EXERCISE
Reproduce every one of the records below word for word, leaving out the pictures.

Layout element entries:
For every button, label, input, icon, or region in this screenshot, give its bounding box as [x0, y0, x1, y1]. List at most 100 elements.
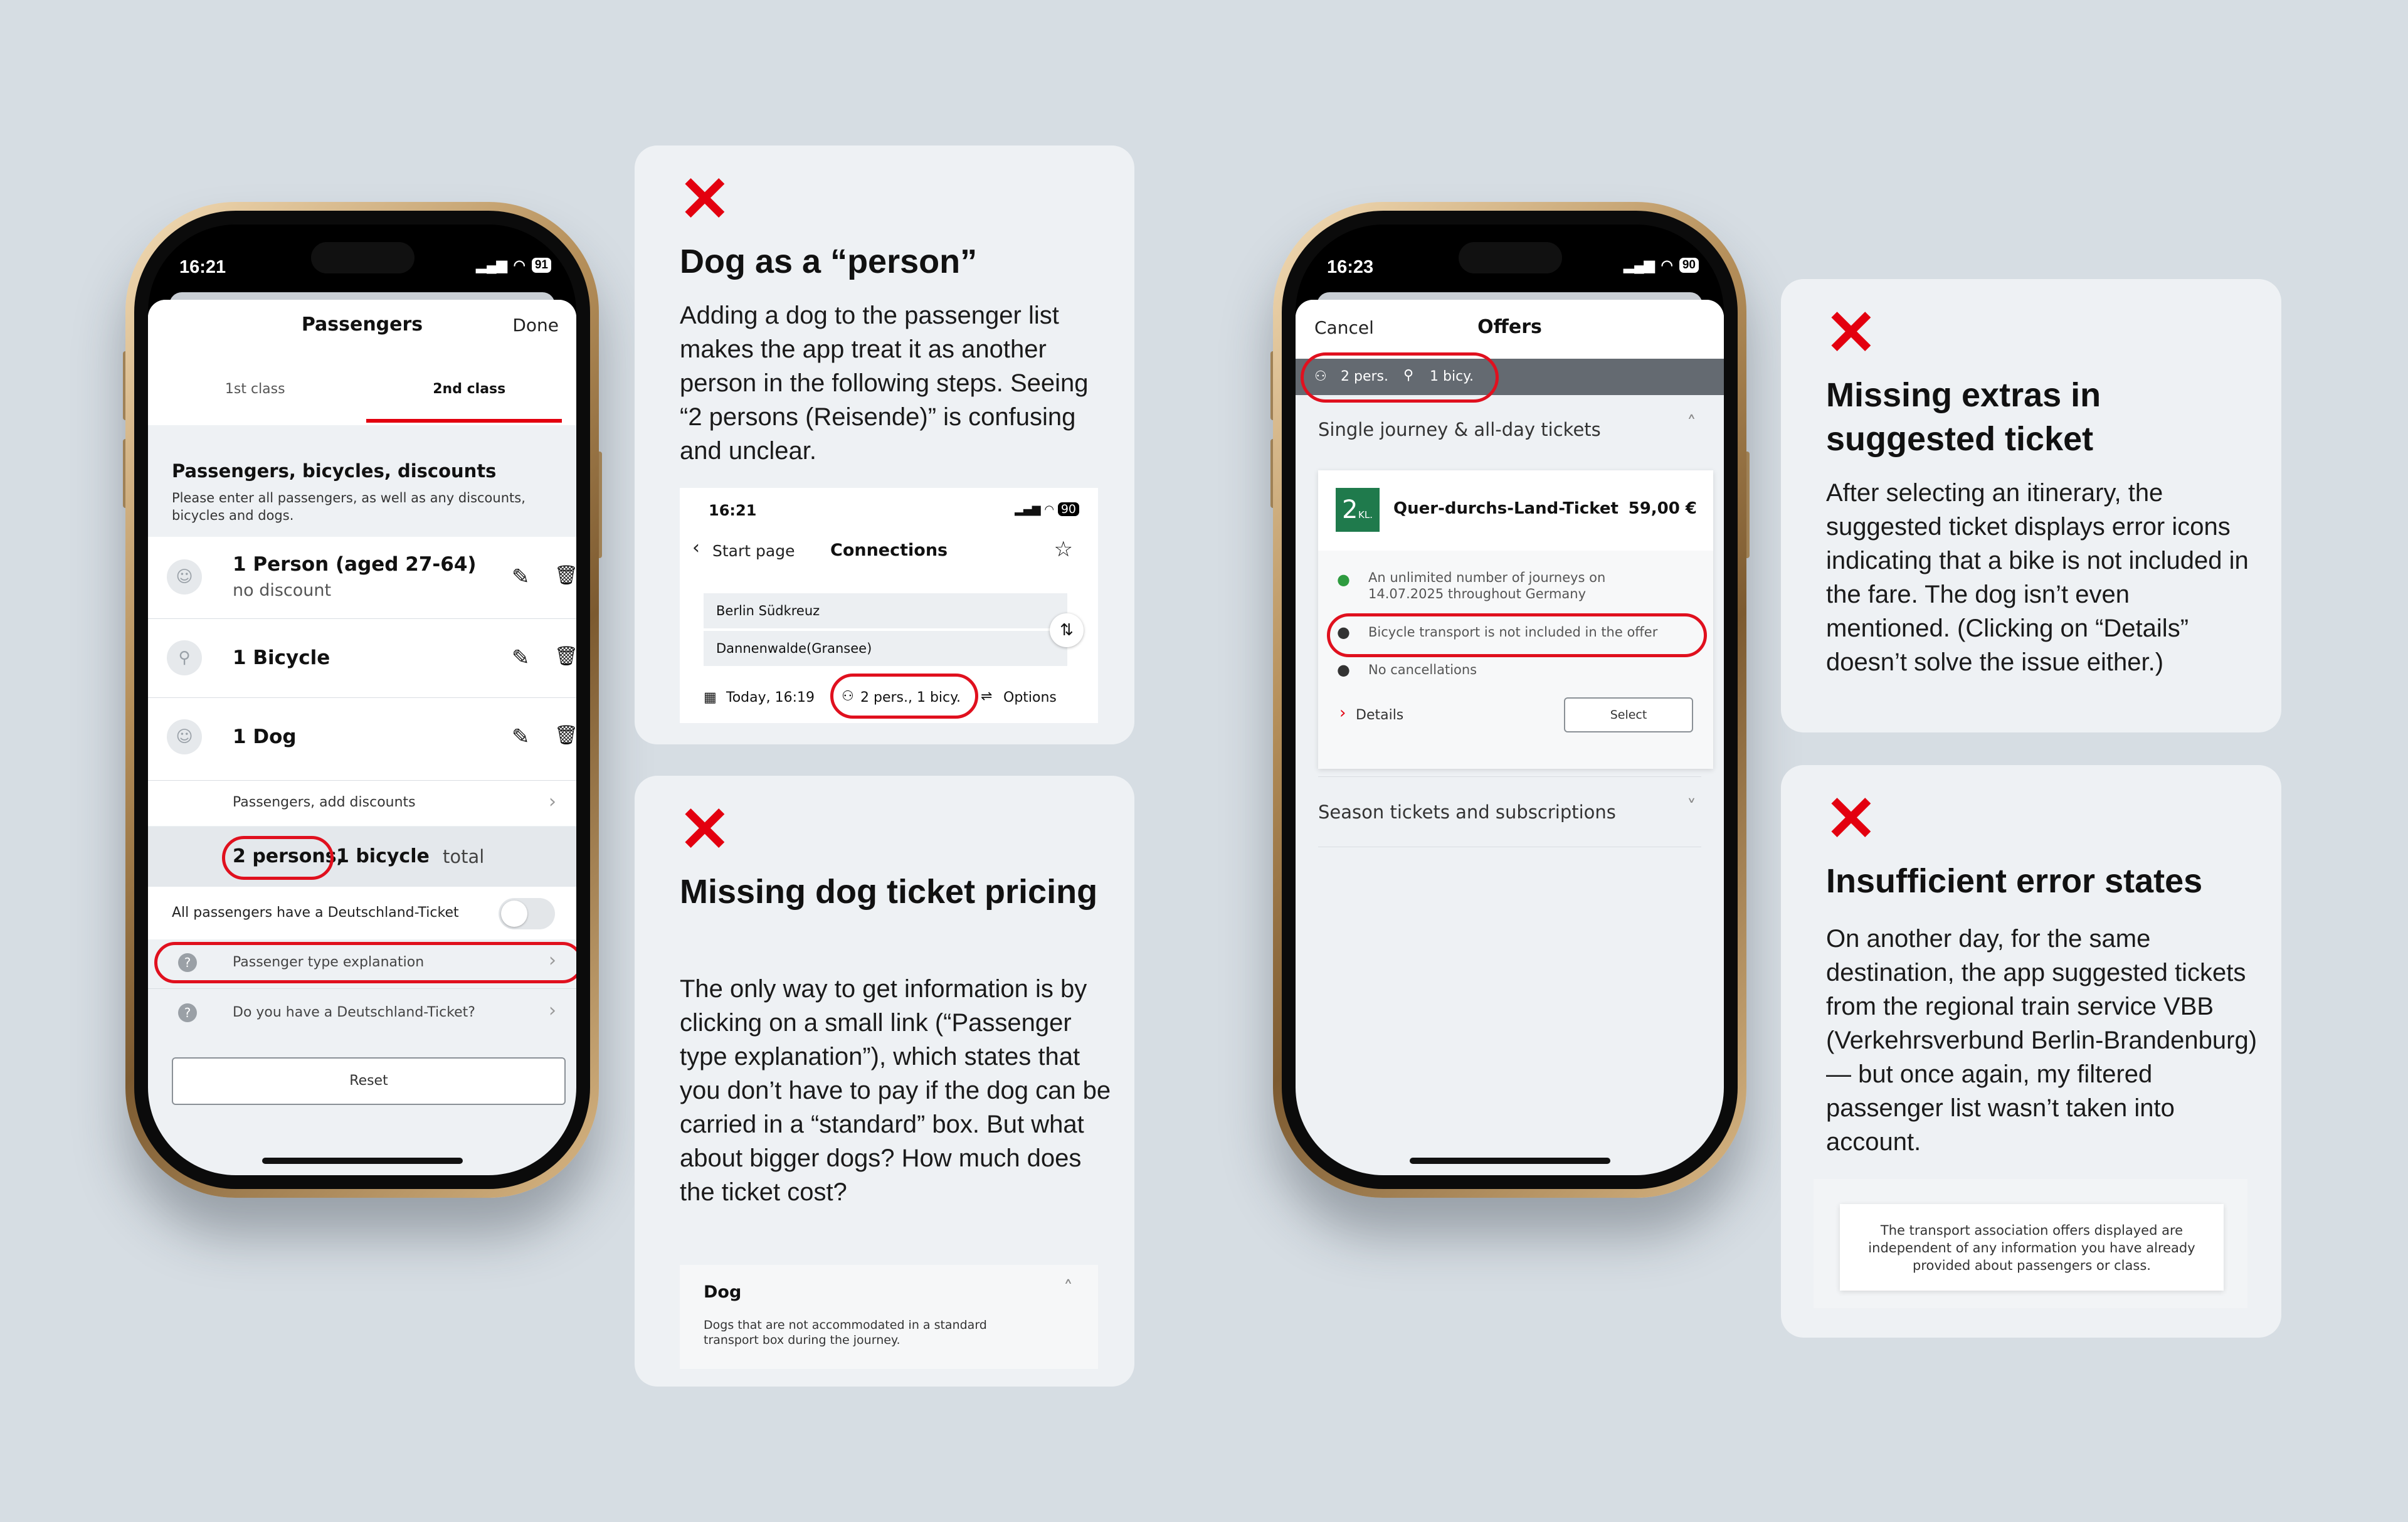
card-body: The only way to get information is by cl…: [680, 975, 1111, 1206]
highlight-bicycle-error: [1327, 613, 1707, 657]
dog-icon: ☺: [167, 719, 202, 754]
card-title: Missing extras in suggested ticket: [1826, 376, 2101, 458]
card-missing-extras: ✕ Missing extras in suggested ticket Aft…: [1781, 279, 2281, 732]
status-time: 16:21: [179, 257, 226, 277]
status-icons: ▂▄▆ ◠ 91: [476, 257, 551, 273]
info-unlimited: An unlimited number of journeys on 14.07…: [1368, 570, 1606, 601]
deutschland-toggle-label: All passengers have a Deutschland-Ticket: [172, 905, 459, 921]
phone2-screen: 16:23 ▂▄▆ ◠ 90 Cancel Offers ⚇ 2 pers. ⚲: [1296, 225, 1724, 1175]
info-no-cancellations: No cancellations: [1368, 662, 1477, 677]
deutschland-ticket-link[interactable]: ? Do you have a Deutschland-Ticket? ›: [148, 990, 576, 1037]
passengers-sheet: Passengers Done 1st class 2nd class Pass…: [148, 300, 576, 1175]
highlight-passengers: [830, 674, 978, 719]
status-icons: ▂▄▆ ◠ 90: [1624, 257, 1699, 273]
error-x-icon: ✕: [1825, 784, 1877, 854]
date-value[interactable]: Today, 16:19: [726, 690, 815, 706]
chevron-down-icon[interactable]: ˅: [1687, 796, 1696, 818]
total-bicycle: 1 bicycle: [336, 845, 430, 867]
sheet-header: Cancel Offers: [1296, 300, 1724, 359]
page-title: Offers: [1477, 316, 1542, 338]
select-button[interactable]: Select: [1564, 697, 1693, 732]
connections-screenshot: 16:21 ▂▄▆ ◠ 90 ‹ Start page Connections …: [680, 488, 1098, 723]
vbb-notice: The transport association offers display…: [1840, 1204, 2224, 1291]
highlight-explanation-link: [154, 942, 576, 983]
trash-icon[interactable]: 🗑: [554, 645, 576, 667]
highlight-persons: [222, 836, 334, 880]
reset-button[interactable]: Reset: [172, 1057, 566, 1105]
back-chevron-icon[interactable]: ‹: [692, 537, 700, 559]
edit-icon[interactable]: ✎: [512, 724, 530, 749]
section-single-journey[interactable]: Single journey & all-day tickets: [1318, 419, 1601, 440]
phone2-frame: 16:23 ▂▄▆ ◠ 90 Cancel Offers ⚇ 2 pers. ⚲: [1273, 202, 1746, 1198]
to-field[interactable]: Dannenwalde(Gransee): [704, 631, 1067, 666]
wifi-icon: ◠: [1661, 257, 1673, 273]
section-season-tickets[interactable]: Season tickets and subscriptions: [1318, 801, 1616, 823]
list-item[interactable]: ☺ 1 Person (aged 27-64) no discount ✎ 🗑: [148, 537, 576, 618]
list-item[interactable]: ⚲ 1 Bicycle ✎ 🗑: [148, 619, 576, 697]
class-badge: 2 KL.: [1336, 488, 1380, 532]
error-x-icon: ✕: [679, 795, 731, 865]
trash-icon[interactable]: 🗑: [554, 724, 576, 746]
deutschland-toggle[interactable]: [499, 898, 555, 929]
card-missing-dog-pricing: ✕ Missing dog ticket pricing The only wa…: [635, 776, 1134, 1387]
ticket-header[interactable]: 2 KL. Quer-durchs-Land-Ticket 59,00 €: [1318, 470, 1713, 551]
vbb-notice-text: The transport association offers display…: [1868, 1223, 2195, 1273]
from-value: Berlin Südkreuz: [716, 603, 820, 618]
section-title: Passengers, bicycles, discounts: [172, 460, 497, 482]
details-link[interactable]: Details: [1356, 707, 1403, 723]
card-insufficient-error-states: ✕ Insufficient error states On another d…: [1781, 765, 2281, 1338]
totals-bar: 2 persons, 1 bicycle total: [148, 827, 576, 887]
add-discounts-row[interactable]: Passengers, add discounts ›: [148, 781, 576, 826]
tab-active-indicator: [366, 419, 562, 423]
phone1-frame: 16:21 ▂▄▆ ◠ 91 Passengers Done 1st class…: [125, 202, 599, 1198]
row-title: 1 Person (aged 27-64): [233, 553, 477, 576]
dog-info-title: Dog: [704, 1282, 742, 1302]
card-title: Insufficient error states: [1826, 862, 2203, 900]
status-icons: ▂▄▆ ◠ 90: [1015, 502, 1079, 517]
battery-icon: 90: [1679, 258, 1699, 273]
error-x-icon: ✕: [679, 164, 731, 235]
list-item[interactable]: ☺ 1 Dog ✎ 🗑: [148, 698, 576, 777]
person-icon: ☺: [167, 559, 202, 595]
highlight-pax-bar: [1301, 352, 1499, 403]
card-body: Adding a dog to the passenger list makes…: [680, 302, 1089, 465]
vbb-screenshot: The transport association offers display…: [1814, 1179, 2247, 1308]
link-label: Do you have a Deutschland-Ticket?: [233, 1005, 475, 1020]
swap-icon[interactable]: ⇅: [1050, 613, 1084, 647]
trash-icon[interactable]: 🗑: [554, 564, 576, 586]
from-field[interactable]: Berlin Südkreuz: [704, 593, 1067, 628]
card-dog-as-person: ✕ Dog as a “person” Adding a dog to the …: [635, 145, 1134, 744]
chevron-up-icon[interactable]: ˄: [1687, 413, 1696, 435]
row-subtitle: no discount: [233, 581, 332, 600]
back-button[interactable]: Start page: [712, 542, 795, 560]
dynamic-island: [1458, 242, 1562, 273]
section-description: Please enter all passengers, as well as …: [172, 490, 525, 523]
error-icon: ●: [1337, 661, 1350, 679]
done-button[interactable]: Done: [512, 315, 559, 336]
chevron-right-icon: ›: [549, 1000, 556, 1022]
bicycle-icon: ⚲: [167, 640, 202, 675]
calendar-icon: ▦: [704, 690, 717, 706]
edit-icon[interactable]: ✎: [512, 645, 530, 670]
divider: [148, 988, 576, 989]
options-button[interactable]: Options: [1003, 690, 1057, 706]
edit-icon[interactable]: ✎: [512, 564, 530, 589]
passenger-list: ☺ 1 Person (aged 27-64) no discount ✎ 🗑 …: [148, 537, 576, 780]
tab-second-class[interactable]: 2nd class: [362, 381, 577, 397]
card-body: After selecting an itinerary, the sugges…: [1826, 479, 2249, 676]
chevron-right-icon: ›: [1339, 704, 1346, 722]
offers-sheet: Cancel Offers ⚇ 2 pers. ⚲ 1 bicy. Single…: [1296, 300, 1724, 1175]
add-discounts-label: Passengers, add discounts: [233, 795, 416, 810]
tab-first-class[interactable]: 1st class: [148, 381, 362, 397]
battery-icon: 90: [1057, 502, 1079, 516]
wifi-icon: ◠: [513, 257, 525, 273]
chevron-up-icon[interactable]: ˄: [1064, 1277, 1073, 1299]
ticket-name: Quer-durchs-Land-Ticket: [1393, 499, 1619, 518]
error-x-icon: ✕: [1825, 298, 1877, 368]
row-title: 1 Dog: [233, 726, 297, 748]
to-value: Dannenwalde(Gransee): [716, 641, 872, 656]
star-icon[interactable]: ☆: [1054, 537, 1073, 562]
toggle-knob: [501, 901, 527, 927]
card-body: On another day, for the same destination…: [1826, 925, 2258, 1156]
status-time: 16:23: [1327, 257, 1374, 277]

RESULT OF THIS TASK
For every button, label, input, icon, or region in this screenshot, give its bounding box as [x0, y0, x1, y1]. List at most 100 elements.
card-body: The only way to get information is by cl…: [680, 975, 1111, 1206]
highlight-bicycle-error: [1327, 613, 1707, 657]
dog-icon: ☺: [167, 719, 202, 754]
card-title: Missing extras in suggested ticket: [1826, 376, 2101, 458]
card-missing-extras: ✕ Missing extras in suggested ticket Aft…: [1781, 279, 2281, 732]
status-time: 16:21: [179, 257, 226, 277]
status-icons: ▂▄▆ ◠ 91: [476, 257, 551, 273]
info-unlimited: An unlimited number of journeys on 14.07…: [1368, 570, 1606, 601]
deutschland-toggle-label: All passengers have a Deutschland-Ticket: [172, 905, 459, 921]
phone2-screen: 16:23 ▂▄▆ ◠ 90 Cancel Offers ⚇ 2 pers. ⚲: [1296, 225, 1724, 1175]
info-no-cancellations: No cancellations: [1368, 662, 1477, 677]
deutschland-ticket-link[interactable]: ? Do you have a Deutschland-Ticket? ›: [148, 990, 576, 1037]
passengers-sheet: Passengers Done 1st class 2nd class Pass…: [148, 300, 576, 1175]
highlight-passengers: [830, 674, 978, 719]
status-icons: ▂▄▆ ◠ 90: [1624, 257, 1699, 273]
error-x-icon: ✕: [1825, 784, 1877, 854]
date-value[interactable]: Today, 16:19: [726, 690, 815, 706]
chevron-down-icon[interactable]: ˅: [1687, 796, 1696, 818]
total-bicycle: 1 bicycle: [336, 845, 430, 867]
sheet-header: Cancel Offers: [1296, 300, 1724, 359]
page-title: Offers: [1477, 316, 1542, 338]
select-button[interactable]: Select: [1564, 697, 1693, 732]
connections-screenshot: 16:21 ▂▄▆ ◠ 90 ‹ Start page Connections …: [680, 488, 1098, 723]
vbb-notice: The transport association offers display…: [1840, 1204, 2224, 1291]
highlight-explanation-link: [154, 942, 576, 983]
trash-icon[interactable]: 🗑: [554, 645, 576, 667]
highlight-persons: [222, 836, 334, 880]
reset-button[interactable]: Reset: [172, 1057, 566, 1105]
back-chevron-icon[interactable]: ‹: [692, 537, 700, 559]
edit-icon[interactable]: ✎: [512, 724, 530, 749]
section-single-journey[interactable]: Single journey & all-day tickets: [1318, 419, 1601, 440]
phone2-frame: 16:23 ▂▄▆ ◠ 90 Cancel Offers ⚇ 2 pers. ⚲: [1273, 202, 1746, 1198]
to-field[interactable]: Dannenwalde(Gransee): [704, 631, 1067, 666]
wifi-icon: ◠: [1661, 257, 1673, 273]
section-season-tickets[interactable]: Season tickets and subscriptions: [1318, 801, 1616, 823]
list-item[interactable]: ☺ 1 Person (aged 27-64) no discount ✎ 🗑: [148, 537, 576, 618]
list-item[interactable]: ⚲ 1 Bicycle ✎ 🗑: [148, 619, 576, 697]
class-badge: 2 KL.: [1336, 488, 1380, 532]
error-x-icon: ✕: [679, 795, 731, 865]
trash-icon[interactable]: 🗑: [554, 724, 576, 746]
deutschland-toggle[interactable]: [499, 898, 555, 929]
card-missing-dog-pricing: ✕ Missing dog ticket pricing The only wa…: [635, 776, 1134, 1387]
ticket-header[interactable]: 2 KL. Quer-durchs-Land-Ticket 59,00 €: [1318, 470, 1713, 551]
vbb-notice-text: The transport association offers display…: [1868, 1223, 2195, 1273]
from-value: Berlin Südkreuz: [716, 603, 820, 618]
section-title: Passengers, bicycles, discounts: [172, 460, 497, 482]
details-link[interactable]: Details: [1356, 707, 1403, 723]
card-insufficient-error-states: ✕ Insufficient error states On another d…: [1781, 765, 2281, 1338]
totals-bar: 2 persons, 1 bicycle total: [148, 827, 576, 887]
add-discounts-row[interactable]: Passengers, add discounts ›: [148, 781, 576, 826]
tab-active-indicator: [366, 419, 562, 423]
phone1-frame: 16:21 ▂▄▆ ◠ 91 Passengers Done 1st class…: [125, 202, 599, 1198]
row-title: 1 Person (aged 27-64): [233, 553, 477, 576]
dog-info-title: Dog: [704, 1282, 742, 1302]
card-title: Insufficient error states: [1826, 862, 2203, 900]
status-icons: ▂▄▆ ◠ 90: [1015, 502, 1079, 517]
battery-icon: 90: [1679, 258, 1699, 273]
error-x-icon: ✕: [679, 164, 731, 235]
list-item[interactable]: ☺ 1 Dog ✎ 🗑: [148, 698, 576, 777]
person-icon: ☺: [167, 559, 202, 595]
highlight-pax-bar: [1301, 352, 1499, 403]
card-body: Adding a dog to the passenger list makes…: [680, 302, 1089, 465]
vbb-screenshot: The transport association offers display…: [1814, 1179, 2247, 1308]
link-label: Do you have a Deutschland-Ticket?: [233, 1005, 475, 1020]
swap-icon[interactable]: ⇅: [1050, 613, 1084, 647]
trash-icon[interactable]: 🗑: [554, 564, 576, 586]
from-field[interactable]: Berlin Südkreuz: [704, 593, 1067, 628]
card-dog-as-person: ✕ Dog as a “person” Adding a dog to the …: [635, 145, 1134, 744]
chevron-up-icon[interactable]: ˄: [1687, 413, 1696, 435]
row-subtitle: no discount: [233, 581, 332, 600]
back-button[interactable]: Start page: [712, 542, 795, 560]
dynamic-island: [1458, 242, 1562, 273]
section-description: Please enter all passengers, as well as …: [172, 490, 525, 523]
error-icon: ●: [1337, 661, 1350, 679]
done-button[interactable]: Done: [512, 315, 559, 336]
chevron-right-icon: ›: [549, 1000, 556, 1022]
bicycle-icon: ⚲: [167, 640, 202, 675]
calendar-icon: ▦: [704, 690, 717, 706]
edit-icon[interactable]: ✎: [512, 645, 530, 670]
divider: [148, 988, 576, 989]
options-button[interactable]: Options: [1003, 690, 1057, 706]
edit-icon[interactable]: ✎: [512, 564, 530, 589]
passenger-list: ☺ 1 Person (aged 27-64) no discount ✎ 🗑 …: [148, 537, 576, 780]
tab-second-class[interactable]: 2nd class: [362, 381, 577, 397]
card-body: After selecting an itinerary, the sugges…: [1826, 479, 2249, 676]
chevron-right-icon: ›: [1339, 704, 1346, 722]
offers-sheet: Cancel Offers ⚇ 2 pers. ⚲ 1 bicy. Single…: [1296, 300, 1724, 1175]
add-discounts-label: Passengers, add discounts: [233, 795, 416, 810]
tab-first-class[interactable]: 1st class: [148, 381, 362, 397]
battery-icon: 90: [1057, 502, 1079, 516]
wifi-icon: ◠: [513, 257, 525, 273]
chevron-up-icon[interactable]: ˄: [1064, 1277, 1073, 1299]
ticket-name: Quer-durchs-Land-Ticket: [1393, 499, 1619, 518]
error-x-icon: ✕: [1825, 298, 1877, 368]
row-title: 1 Dog: [233, 726, 297, 748]
to-value: Dannenwalde(Gransee): [716, 641, 872, 656]
star-icon[interactable]: ☆: [1054, 537, 1073, 562]
toggle-knob: [501, 901, 527, 927]
card-body: On another day, for the same destination…: [1826, 925, 2258, 1156]
status-time: 16:23: [1327, 257, 1374, 277]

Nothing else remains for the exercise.